Stored entries
☆ ☆ ☆

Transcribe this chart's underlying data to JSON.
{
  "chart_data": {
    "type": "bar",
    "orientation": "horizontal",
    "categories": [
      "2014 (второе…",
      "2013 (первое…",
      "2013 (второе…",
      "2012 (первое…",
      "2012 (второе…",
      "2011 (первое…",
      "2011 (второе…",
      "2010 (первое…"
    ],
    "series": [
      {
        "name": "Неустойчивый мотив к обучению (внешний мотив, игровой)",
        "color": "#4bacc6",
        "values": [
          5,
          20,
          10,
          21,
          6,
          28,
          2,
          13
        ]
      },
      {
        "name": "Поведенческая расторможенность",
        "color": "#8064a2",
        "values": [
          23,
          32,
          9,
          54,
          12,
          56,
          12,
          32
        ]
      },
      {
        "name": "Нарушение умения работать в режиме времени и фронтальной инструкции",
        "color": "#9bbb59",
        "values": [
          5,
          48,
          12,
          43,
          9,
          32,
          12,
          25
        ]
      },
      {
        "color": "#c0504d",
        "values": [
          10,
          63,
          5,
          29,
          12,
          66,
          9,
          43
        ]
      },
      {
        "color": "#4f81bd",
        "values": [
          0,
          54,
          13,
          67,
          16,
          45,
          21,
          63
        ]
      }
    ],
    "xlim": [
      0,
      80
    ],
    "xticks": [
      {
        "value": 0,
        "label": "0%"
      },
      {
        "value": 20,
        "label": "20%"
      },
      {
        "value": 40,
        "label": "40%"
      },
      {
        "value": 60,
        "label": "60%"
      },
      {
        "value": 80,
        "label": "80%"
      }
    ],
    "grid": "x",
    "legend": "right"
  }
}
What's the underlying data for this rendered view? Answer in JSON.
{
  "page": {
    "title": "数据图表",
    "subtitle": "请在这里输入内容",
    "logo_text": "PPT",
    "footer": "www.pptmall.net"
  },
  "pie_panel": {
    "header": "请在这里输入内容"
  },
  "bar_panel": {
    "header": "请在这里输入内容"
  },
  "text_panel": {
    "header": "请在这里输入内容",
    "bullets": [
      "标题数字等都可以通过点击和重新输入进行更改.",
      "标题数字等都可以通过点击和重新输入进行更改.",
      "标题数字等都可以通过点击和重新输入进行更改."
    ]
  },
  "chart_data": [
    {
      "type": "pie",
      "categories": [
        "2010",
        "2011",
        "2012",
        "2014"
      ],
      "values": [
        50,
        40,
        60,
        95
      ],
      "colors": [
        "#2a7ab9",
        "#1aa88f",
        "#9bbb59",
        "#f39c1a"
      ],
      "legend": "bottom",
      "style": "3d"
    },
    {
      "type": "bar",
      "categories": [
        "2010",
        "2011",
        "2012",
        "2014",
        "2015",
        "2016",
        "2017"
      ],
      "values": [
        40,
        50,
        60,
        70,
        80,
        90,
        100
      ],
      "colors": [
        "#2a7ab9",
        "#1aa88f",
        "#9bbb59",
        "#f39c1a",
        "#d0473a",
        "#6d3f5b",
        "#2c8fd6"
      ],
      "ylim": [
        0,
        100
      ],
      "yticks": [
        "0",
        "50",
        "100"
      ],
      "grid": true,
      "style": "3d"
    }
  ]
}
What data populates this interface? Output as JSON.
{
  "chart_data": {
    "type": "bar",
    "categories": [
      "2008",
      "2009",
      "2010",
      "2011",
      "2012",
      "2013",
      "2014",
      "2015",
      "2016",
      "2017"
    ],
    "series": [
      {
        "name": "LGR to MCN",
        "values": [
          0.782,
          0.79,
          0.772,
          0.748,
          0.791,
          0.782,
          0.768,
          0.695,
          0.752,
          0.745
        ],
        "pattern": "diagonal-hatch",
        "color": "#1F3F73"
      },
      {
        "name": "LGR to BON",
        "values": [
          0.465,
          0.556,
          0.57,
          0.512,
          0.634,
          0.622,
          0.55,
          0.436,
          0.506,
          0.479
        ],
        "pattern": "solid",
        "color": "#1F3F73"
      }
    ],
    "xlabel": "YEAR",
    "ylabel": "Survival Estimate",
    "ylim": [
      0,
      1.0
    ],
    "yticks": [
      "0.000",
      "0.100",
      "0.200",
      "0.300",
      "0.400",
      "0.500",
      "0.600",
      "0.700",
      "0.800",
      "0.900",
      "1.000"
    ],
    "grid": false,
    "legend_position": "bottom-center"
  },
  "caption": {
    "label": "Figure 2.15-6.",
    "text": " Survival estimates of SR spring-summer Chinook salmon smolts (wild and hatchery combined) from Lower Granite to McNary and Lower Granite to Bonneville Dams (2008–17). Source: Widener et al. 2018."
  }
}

☆ ☆ ☆

→ Work instructions: Transcribe all lines as written.

→ Exercise output:
Transcribe this chart's underlying data to JSON.
{
  "chart_data": {
    "type": "bar",
    "orientation": "horizontal",
    "categories": [
      "2014 (второе…",
      "2013 (первое…",
      "2013 (второе…",
      "2012 (первое…",
      "2012 (второе…",
      "2011 (первое…",
      "2011 (второе…",
      "2010 (первое…"
    ],
    "series": [
      {
        "name": "Неустойчивый мотив к обучению (внешний мотив, игровой)",
        "color": "#4bacc6",
        "values": [
          5,
          20,
          10,
          21,
          6,
          28,
          2,
          13
        ]
      },
      {
        "name": "Поведенческая расторможенность",
        "color": "#8064a2",
        "values": [
          23,
          32,
          9,
          54,
          12,
          56,
          12,
          32
        ]
      },
      {
        "name": "Нарушение умения работать в режиме времени и фронтальной инструкции",
        "color": "#9bbb59",
        "values": [
          5,
          48,
          12,
          43,
          9,
          32,
          12,
          25
        ]
      },
      {
        "color": "#c0504d",
        "values": [
          10,
          63,
          5,
          29,
          12,
          66,
          9,
          43
        ]
      },
      {
        "color": "#4f81bd",
        "values": [
          0,
          54,
          13,
          67,
          16,
          45,
          21,
          63
        ]
      }
    ],
    "xlim": [
      0,
      80
    ],
    "xticks": [
      {
        "value": 0,
        "label": "0%"
      },
      {
        "value": 20,
        "label": "20%"
      },
      {
        "value": 40,
        "label": "40%"
      },
      {
        "value": 60,
        "label": "60%"
      },
      {
        "value": 80,
        "label": "80%"
      }
    ],
    "grid": "x",
    "legend": "right"
  }
}
What's the underlying data for this rendered view? Answer in JSON.
{
  "page": {
    "title": "数据图表",
    "subtitle": "请在这里输入内容",
    "logo_text": "PPT",
    "footer": "www.pptmall.net"
  },
  "pie_panel": {
    "header": "请在这里输入内容"
  },
  "bar_panel": {
    "header": "请在这里输入内容"
  },
  "text_panel": {
    "header": "请在这里输入内容",
    "bullets": [
      "标题数字等都可以通过点击和重新输入进行更改.",
      "标题数字等都可以通过点击和重新输入进行更改.",
      "标题数字等都可以通过点击和重新输入进行更改."
    ]
  },
  "chart_data": [
    {
      "type": "pie",
      "categories": [
        "2010",
        "2011",
        "2012",
        "2014"
      ],
      "values": [
        50,
        40,
        60,
        95
      ],
      "colors": [
        "#2a7ab9",
        "#1aa88f",
        "#9bbb59",
        "#f39c1a"
      ],
      "legend": "bottom",
      "style": "3d"
    },
    {
      "type": "bar",
      "categories": [
        "2010",
        "2011",
        "2012",
        "2014",
        "2015",
        "2016",
        "2017"
      ],
      "values": [
        40,
        50,
        60,
        70,
        80,
        90,
        100
      ],
      "colors": [
        "#2a7ab9",
        "#1aa88f",
        "#9bbb59",
        "#f39c1a",
        "#d0473a",
        "#6d3f5b",
        "#2c8fd6"
      ],
      "ylim": [
        0,
        100
      ],
      "yticks": [
        "0",
        "50",
        "100"
      ],
      "grid": true,
      "style": "3d"
    }
  ]
}
What data populates this interface? Output as JSON.
{
  "chart_data": {
    "type": "bar",
    "categories": [
      "2008",
      "2009",
      "2010",
      "2011",
      "2012",
      "2013",
      "2014",
      "2015",
      "2016",
      "2017"
    ],
    "series": [
      {
        "name": "LGR to MCN",
        "values": [
          0.782,
          0.79,
          0.772,
          0.748,
          0.791,
          0.782,
          0.768,
          0.695,
          0.752,
          0.745
        ],
        "pattern": "diagonal-hatch",
        "color": "#1F3F73"
      },
      {
        "name": "LGR to BON",
        "values": [
          0.465,
          0.556,
          0.57,
          0.512,
          0.634,
          0.622,
          0.55,
          0.436,
          0.506,
          0.479
        ],
        "pattern": "solid",
        "color": "#1F3F73"
      }
    ],
    "xlabel": "YEAR",
    "ylabel": "Survival Estimate",
    "ylim": [
      0,
      1.0
    ],
    "yticks": [
      "0.000",
      "0.100",
      "0.200",
      "0.300",
      "0.400",
      "0.500",
      "0.600",
      "0.700",
      "0.800",
      "0.900",
      "1.000"
    ],
    "grid": false,
    "legend_position": "bottom-center"
  },
  "caption": {
    "label": "Figure 2.15-6.",
    "text": " Survival estimates of SR spring-summer Chinook salmon smolts (wild and hatchery combined) from Lower Granite to McNary and Lower Granite to Bonneville Dams (2008–17). Source: Widener et al. 2018."
  }
}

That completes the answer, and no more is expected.